SHORT EXERCISE | In the listing below, identify each line with the word "cuello" and return those lines.

DATASET RECORDS |
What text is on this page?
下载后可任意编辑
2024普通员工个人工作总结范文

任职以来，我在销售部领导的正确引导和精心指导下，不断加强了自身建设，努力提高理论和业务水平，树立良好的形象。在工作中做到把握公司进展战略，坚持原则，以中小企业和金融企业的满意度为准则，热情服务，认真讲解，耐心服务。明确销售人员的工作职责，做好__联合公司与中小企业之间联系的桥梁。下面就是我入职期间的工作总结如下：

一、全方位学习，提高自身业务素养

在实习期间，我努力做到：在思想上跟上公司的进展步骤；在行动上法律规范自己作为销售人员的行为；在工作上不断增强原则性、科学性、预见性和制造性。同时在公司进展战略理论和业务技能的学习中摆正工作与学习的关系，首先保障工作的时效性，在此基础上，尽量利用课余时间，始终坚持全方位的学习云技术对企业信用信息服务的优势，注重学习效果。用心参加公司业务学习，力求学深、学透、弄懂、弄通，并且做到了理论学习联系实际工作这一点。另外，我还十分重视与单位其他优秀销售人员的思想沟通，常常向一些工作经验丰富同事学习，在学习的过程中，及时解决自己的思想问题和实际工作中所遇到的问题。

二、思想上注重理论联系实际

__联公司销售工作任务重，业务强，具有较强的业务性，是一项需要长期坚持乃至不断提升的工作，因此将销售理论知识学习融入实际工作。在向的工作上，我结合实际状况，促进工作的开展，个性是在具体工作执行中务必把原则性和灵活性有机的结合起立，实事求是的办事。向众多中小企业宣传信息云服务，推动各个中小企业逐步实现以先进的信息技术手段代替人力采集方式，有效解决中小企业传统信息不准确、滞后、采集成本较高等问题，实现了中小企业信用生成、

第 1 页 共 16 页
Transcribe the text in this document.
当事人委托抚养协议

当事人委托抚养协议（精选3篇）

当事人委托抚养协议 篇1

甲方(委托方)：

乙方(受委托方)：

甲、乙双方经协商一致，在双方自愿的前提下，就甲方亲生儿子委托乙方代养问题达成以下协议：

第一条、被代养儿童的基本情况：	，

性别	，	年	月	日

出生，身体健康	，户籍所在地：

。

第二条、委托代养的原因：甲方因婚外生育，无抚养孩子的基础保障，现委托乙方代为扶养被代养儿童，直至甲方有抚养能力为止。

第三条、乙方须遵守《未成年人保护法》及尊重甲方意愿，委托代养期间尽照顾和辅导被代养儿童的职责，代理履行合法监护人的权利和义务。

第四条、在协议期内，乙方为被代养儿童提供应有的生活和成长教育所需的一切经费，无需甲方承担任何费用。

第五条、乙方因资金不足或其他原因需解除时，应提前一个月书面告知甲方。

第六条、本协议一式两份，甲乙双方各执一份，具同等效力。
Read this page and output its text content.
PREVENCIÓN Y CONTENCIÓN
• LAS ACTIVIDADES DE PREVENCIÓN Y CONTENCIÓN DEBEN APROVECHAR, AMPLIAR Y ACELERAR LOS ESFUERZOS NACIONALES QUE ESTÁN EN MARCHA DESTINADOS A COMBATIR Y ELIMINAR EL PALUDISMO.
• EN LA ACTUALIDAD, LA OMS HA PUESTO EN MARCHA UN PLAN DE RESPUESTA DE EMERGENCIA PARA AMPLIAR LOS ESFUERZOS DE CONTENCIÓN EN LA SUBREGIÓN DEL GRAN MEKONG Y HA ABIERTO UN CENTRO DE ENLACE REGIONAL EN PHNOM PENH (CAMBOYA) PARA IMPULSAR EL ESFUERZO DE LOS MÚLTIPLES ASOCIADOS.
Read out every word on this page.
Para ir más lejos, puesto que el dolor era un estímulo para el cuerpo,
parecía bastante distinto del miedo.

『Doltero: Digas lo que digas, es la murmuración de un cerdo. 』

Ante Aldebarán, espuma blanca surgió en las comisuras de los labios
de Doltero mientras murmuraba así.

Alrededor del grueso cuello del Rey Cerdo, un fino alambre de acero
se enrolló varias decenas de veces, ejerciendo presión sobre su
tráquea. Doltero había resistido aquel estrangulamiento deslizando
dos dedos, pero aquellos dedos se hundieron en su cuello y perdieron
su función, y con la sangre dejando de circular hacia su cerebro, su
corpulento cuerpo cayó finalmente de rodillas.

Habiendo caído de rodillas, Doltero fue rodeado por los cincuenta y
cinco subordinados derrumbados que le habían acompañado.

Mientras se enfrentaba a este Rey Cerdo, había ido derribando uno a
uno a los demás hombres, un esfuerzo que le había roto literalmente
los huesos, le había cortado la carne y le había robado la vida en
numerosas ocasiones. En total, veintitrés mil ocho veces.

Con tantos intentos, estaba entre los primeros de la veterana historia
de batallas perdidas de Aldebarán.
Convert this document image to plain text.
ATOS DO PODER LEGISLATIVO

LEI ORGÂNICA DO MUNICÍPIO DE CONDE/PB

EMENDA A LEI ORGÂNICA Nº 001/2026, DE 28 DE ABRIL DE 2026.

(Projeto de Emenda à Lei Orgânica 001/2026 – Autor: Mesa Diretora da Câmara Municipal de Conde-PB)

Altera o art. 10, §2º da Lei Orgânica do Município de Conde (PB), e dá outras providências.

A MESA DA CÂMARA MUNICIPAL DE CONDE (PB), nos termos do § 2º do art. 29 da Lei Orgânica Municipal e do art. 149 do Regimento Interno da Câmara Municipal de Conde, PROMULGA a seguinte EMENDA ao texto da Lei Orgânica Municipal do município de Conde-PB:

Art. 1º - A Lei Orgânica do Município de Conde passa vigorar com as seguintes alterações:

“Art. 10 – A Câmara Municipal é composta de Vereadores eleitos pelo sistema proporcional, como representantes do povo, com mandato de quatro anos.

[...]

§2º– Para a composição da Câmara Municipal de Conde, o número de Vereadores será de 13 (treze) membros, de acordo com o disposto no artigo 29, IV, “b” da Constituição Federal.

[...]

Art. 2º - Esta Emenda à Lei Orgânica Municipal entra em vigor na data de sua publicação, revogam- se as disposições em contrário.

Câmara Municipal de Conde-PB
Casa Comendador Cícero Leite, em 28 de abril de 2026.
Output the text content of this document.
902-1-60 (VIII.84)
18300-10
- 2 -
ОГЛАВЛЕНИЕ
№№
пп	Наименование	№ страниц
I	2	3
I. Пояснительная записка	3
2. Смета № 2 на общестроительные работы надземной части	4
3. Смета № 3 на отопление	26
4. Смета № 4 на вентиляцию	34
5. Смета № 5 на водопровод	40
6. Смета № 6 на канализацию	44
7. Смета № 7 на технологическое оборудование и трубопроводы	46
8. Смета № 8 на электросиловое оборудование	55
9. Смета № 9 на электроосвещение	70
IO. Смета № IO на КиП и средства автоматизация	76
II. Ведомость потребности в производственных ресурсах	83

EXERCISE RESPONSE |
Alrededor del grueso cuello del Rey Cerdo, un fino alambre de acero
dos dedos, pero aquellos dedos se hundieron en su cuello y perdieron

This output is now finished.